→ Problem: Return each line of the data below verbatim; pictures are to be left out.

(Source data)
[start]
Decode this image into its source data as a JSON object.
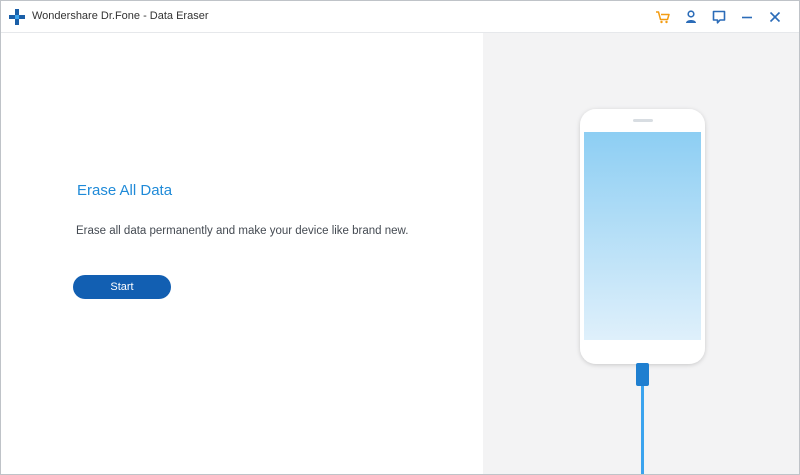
{
  "window": {
    "title": "Wondershare Dr.Fone - Data Eraser"
  },
  "toolbar": {
    "icons": [
      "cart-icon",
      "user-icon",
      "feedback-icon",
      "minimize-icon",
      "close-icon"
    ]
  },
  "main": {
    "heading": "Erase All Data",
    "description": "Erase all data permanently and make your device like brand new.",
    "start_label": "Start"
  },
  "colors": {
    "accent": "#1f8ad8",
    "button": "#125fb2",
    "cart": "#f39c12",
    "icons": "#2b6cb8",
    "cable": "#2f9be8"
  }
}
[end]
→ Exercise solution:
Decode this image into its source data as a JSON object.
{
  "window": {
    "title": "Wondershare Dr.Fone - Data Eraser"
  },
  "toolbar": {
    "icons": [
      "cart-icon",
      "user-icon",
      "feedback-icon",
      "minimize-icon",
      "close-icon"
    ]
  },
  "main": {
    "heading": "Erase All Data",
    "description": "Erase all data permanently and make your device like brand new.",
    "start_label": "Start"
  },
  "colors": {
    "accent": "#1f8ad8",
    "button": "#125fb2",
    "cart": "#f39c12",
    "icons": "#2b6cb8",
    "cable": "#2f9be8"
  }
}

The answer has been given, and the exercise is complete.